Data items
--------------------
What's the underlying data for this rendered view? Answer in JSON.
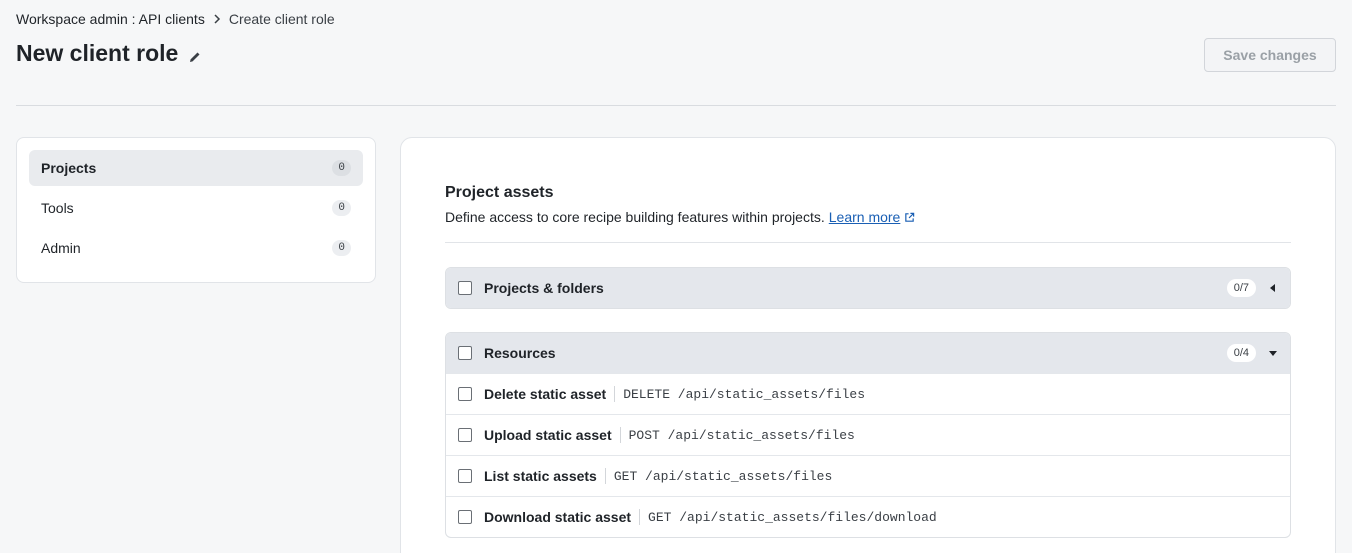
{
  "breadcrumb": {
    "parent": "Workspace admin : API clients",
    "current": "Create client role"
  },
  "page": {
    "title": "New client role",
    "save_label": "Save changes"
  },
  "sidebar": {
    "items": [
      {
        "label": "Projects",
        "count": "0",
        "active": true
      },
      {
        "label": "Tools",
        "count": "0",
        "active": false
      },
      {
        "label": "Admin",
        "count": "0",
        "active": false
      }
    ]
  },
  "main": {
    "section_title": "Project assets",
    "section_desc": "Define access to core recipe building features within projects.",
    "learn_more": "Learn more",
    "groups": [
      {
        "label": "Projects & folders",
        "count": "0/7",
        "expanded": false
      },
      {
        "label": "Resources",
        "count": "0/4",
        "expanded": true,
        "permissions": [
          {
            "name": "Delete static asset",
            "endpoint": "DELETE /api/static_assets/files"
          },
          {
            "name": "Upload static asset",
            "endpoint": "POST /api/static_assets/files"
          },
          {
            "name": "List static assets",
            "endpoint": "GET /api/static_assets/files"
          },
          {
            "name": "Download static asset",
            "endpoint": "GET /api/static_assets/files/download"
          }
        ]
      }
    ]
  },
  "icons": {
    "breadcrumb_separator": "chevron-right-icon",
    "title_edit": "pencil-icon",
    "external_link": "external-link-icon",
    "collapsed": "caret-left-icon",
    "expanded": "caret-down-icon"
  }
}
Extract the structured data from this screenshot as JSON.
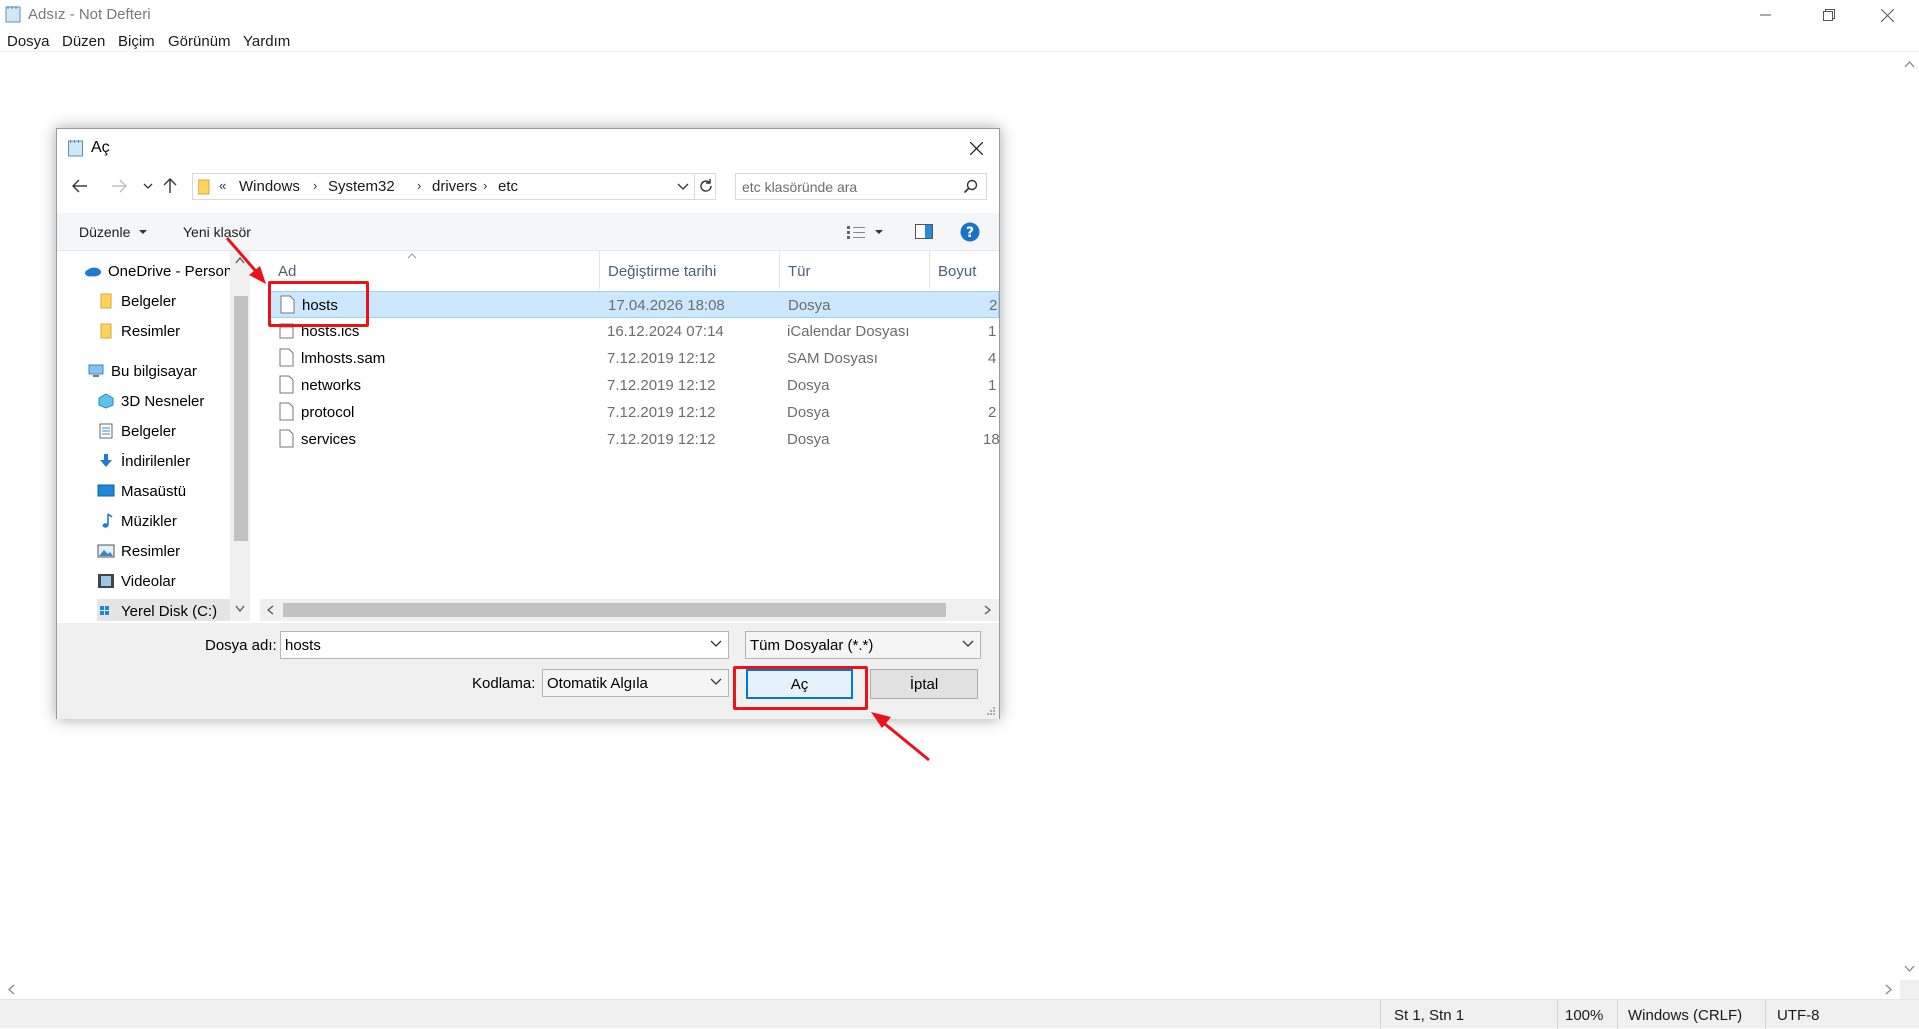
--------------------
== EXERCISE ==
Reproduce each record from above exactly; pictures do not belong in the copy.

== FINISHED ANSWER ==
What's the underlying data for this rendered view? Answer in JSON.
{
  "breadcrumb": {
    "parent": "Workspace admin : API clients",
    "current": "Create client role"
  },
  "page": {
    "title": "New client role",
    "save_label": "Save changes"
  },
  "sidebar": {
    "items": [
      {
        "label": "Projects",
        "count": "0",
        "active": true
      },
      {
        "label": "Tools",
        "count": "0",
        "active": false
      },
      {
        "label": "Admin",
        "count": "0",
        "active": false
      }
    ]
  },
  "main": {
    "section_title": "Project assets",
    "section_desc": "Define access to core recipe building features within projects.",
    "learn_more": "Learn more",
    "groups": [
      {
        "label": "Projects & folders",
        "count": "0/7",
        "expanded": false
      },
      {
        "label": "Resources",
        "count": "0/4",
        "expanded": true,
        "permissions": [
          {
            "name": "Delete static asset",
            "endpoint": "DELETE /api/static_assets/files"
          },
          {
            "name": "Upload static asset",
            "endpoint": "POST /api/static_assets/files"
          },
          {
            "name": "List static assets",
            "endpoint": "GET /api/static_assets/files"
          },
          {
            "name": "Download static asset",
            "endpoint": "GET /api/static_assets/files/download"
          }
        ]
      }
    ]
  },
  "icons": {
    "breadcrumb_separator": "chevron-right-icon",
    "title_edit": "pencil-icon",
    "external_link": "external-link-icon",
    "collapsed": "caret-left-icon",
    "expanded": "caret-down-icon"
  }
}
Extract the structured data from this screenshot as JSON.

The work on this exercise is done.